- **TASK DIRECTIONS**
Write out the entire listing below exactly, with the pictures left out.

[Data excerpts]

......

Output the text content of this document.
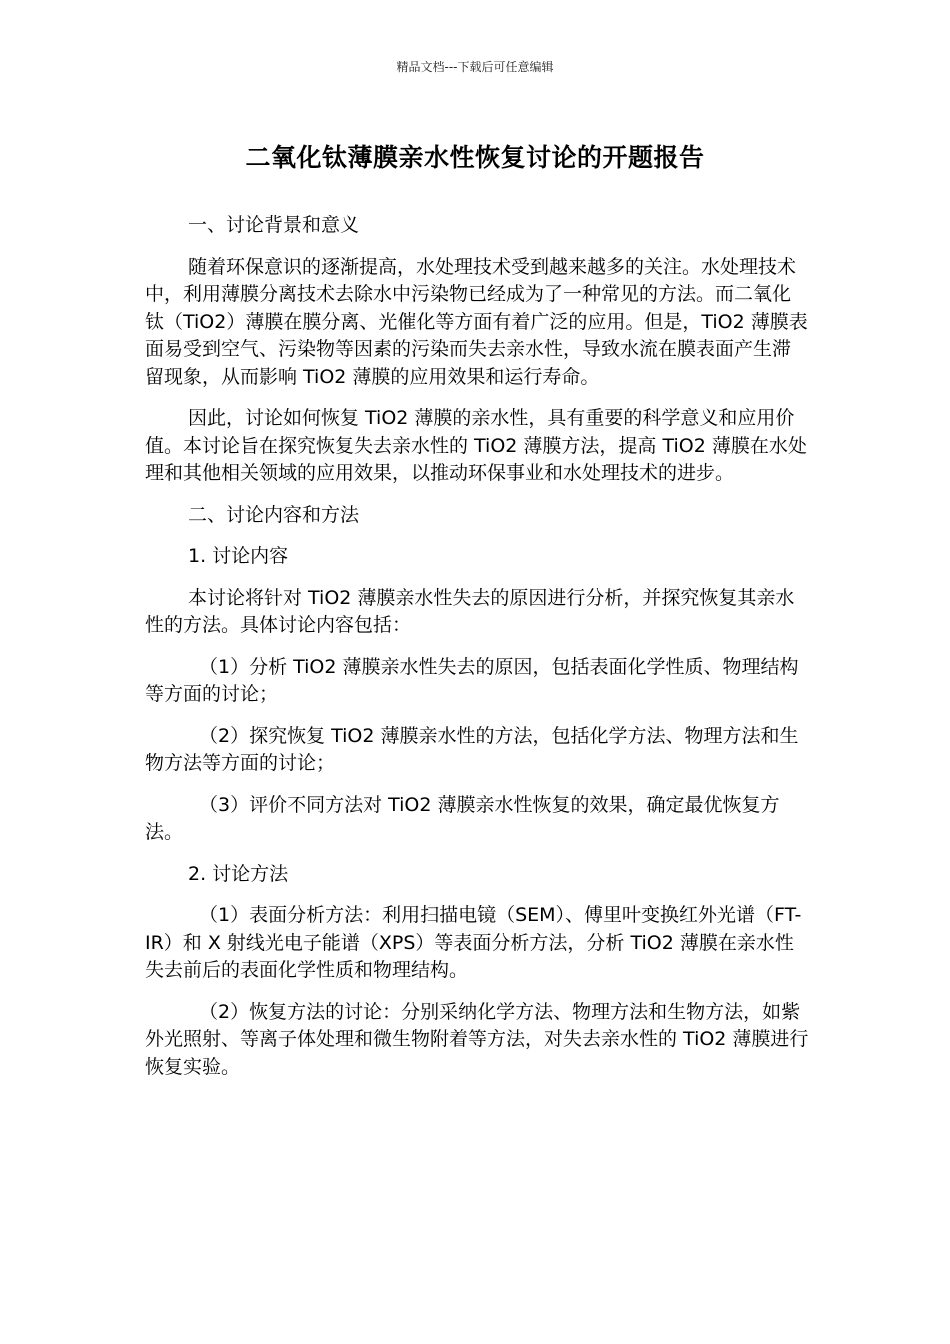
精品文档---下载后可任意编辑
二氧化钛薄膜亲水性恢复讨论的开题报告

一、讨论背景和意义

随着环保意识的逐渐提高，水处理技术受到越来越多的关注。水处理技术中，利用薄膜分离技术去除水中污染物已经成为了一种常见的方法。而二氧化钛（TiO2）薄膜在膜分离、光催化等方面有着广泛的应用。但是，TiO2 薄膜表面易受到空气、污染物等因素的污染而失去亲水性，导致水流在膜表面产生滞留现象，从而影响 TiO2 薄膜的应用效果和运行寿命。

因此，讨论如何恢复 TiO2 薄膜的亲水性，具有重要的科学意义和应用价值。本讨论旨在探究恢复失去亲水性的 TiO2 薄膜方法，提高 TiO2 薄膜在水处理和其他相关领域的应用效果，以推动环保事业和水处理技术的进步。

二、讨论内容和方法

1. 讨论内容

本讨论将针对 TiO2 薄膜亲水性失去的原因进行分析，并探究恢复其亲水性的方法。具体讨论内容包括：

（1）分析 TiO2 薄膜亲水性失去的原因，包括表面化学性质、物理结构等方面的讨论；

（2）探究恢复 TiO2 薄膜亲水性的方法，包括化学方法、物理方法和生物方法等方面的讨论；

（3）评价不同方法对 TiO2 薄膜亲水性恢复的效果，确定最优恢复方法。

2. 讨论方法

（1）表面分析方法：利用扫描电镜（SEM）、傅里叶变换红外光谱（FT-IR）和 X 射线光电子能谱（XPS）等表面分析方法，分析 TiO2 薄膜在亲水性失去前后的表面化学性质和物理结构。

（2）恢复方法的讨论：分别采纳化学方法、物理方法和生物方法，如紫外光照射、等离子体处理和微生物附着等方法，对失去亲水性的 TiO2 薄膜进行恢复实验。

......

- **REPLY**
Output the text content of this document.
精品文档---下载后可任意编辑
二氧化钛薄膜亲水性恢复讨论的开题报告

一、讨论背景和意义

随着环保意识的逐渐提高，水处理技术受到越来越多的关注。水处理技术中，利用薄膜分离技术去除水中污染物已经成为了一种常见的方法。而二氧化钛（TiO2）薄膜在膜分离、光催化等方面有着广泛的应用。但是，TiO2 薄膜表面易受到空气、污染物等因素的污染而失去亲水性，导致水流在膜表面产生滞留现象，从而影响 TiO2 薄膜的应用效果和运行寿命。

因此，讨论如何恢复 TiO2 薄膜的亲水性，具有重要的科学意义和应用价值。本讨论旨在探究恢复失去亲水性的 TiO2 薄膜方法，提高 TiO2 薄膜在水处理和其他相关领域的应用效果，以推动环保事业和水处理技术的进步。

二、讨论内容和方法

1. 讨论内容

本讨论将针对 TiO2 薄膜亲水性失去的原因进行分析，并探究恢复其亲水性的方法。具体讨论内容包括：

（1）分析 TiO2 薄膜亲水性失去的原因，包括表面化学性质、物理结构等方面的讨论；

（2）探究恢复 TiO2 薄膜亲水性的方法，包括化学方法、物理方法和生物方法等方面的讨论；

（3）评价不同方法对 TiO2 薄膜亲水性恢复的效果，确定最优恢复方法。

2. 讨论方法

（1）表面分析方法：利用扫描电镜（SEM）、傅里叶变换红外光谱（FT-IR）和 X 射线光电子能谱（XPS）等表面分析方法，分析 TiO2 薄膜在亲水性失去前后的表面化学性质和物理结构。

（2）恢复方法的讨论：分别采纳化学方法、物理方法和生物方法，如紫外光照射、等离子体处理和微生物附着等方法，对失去亲水性的 TiO2 薄膜进行恢复实验。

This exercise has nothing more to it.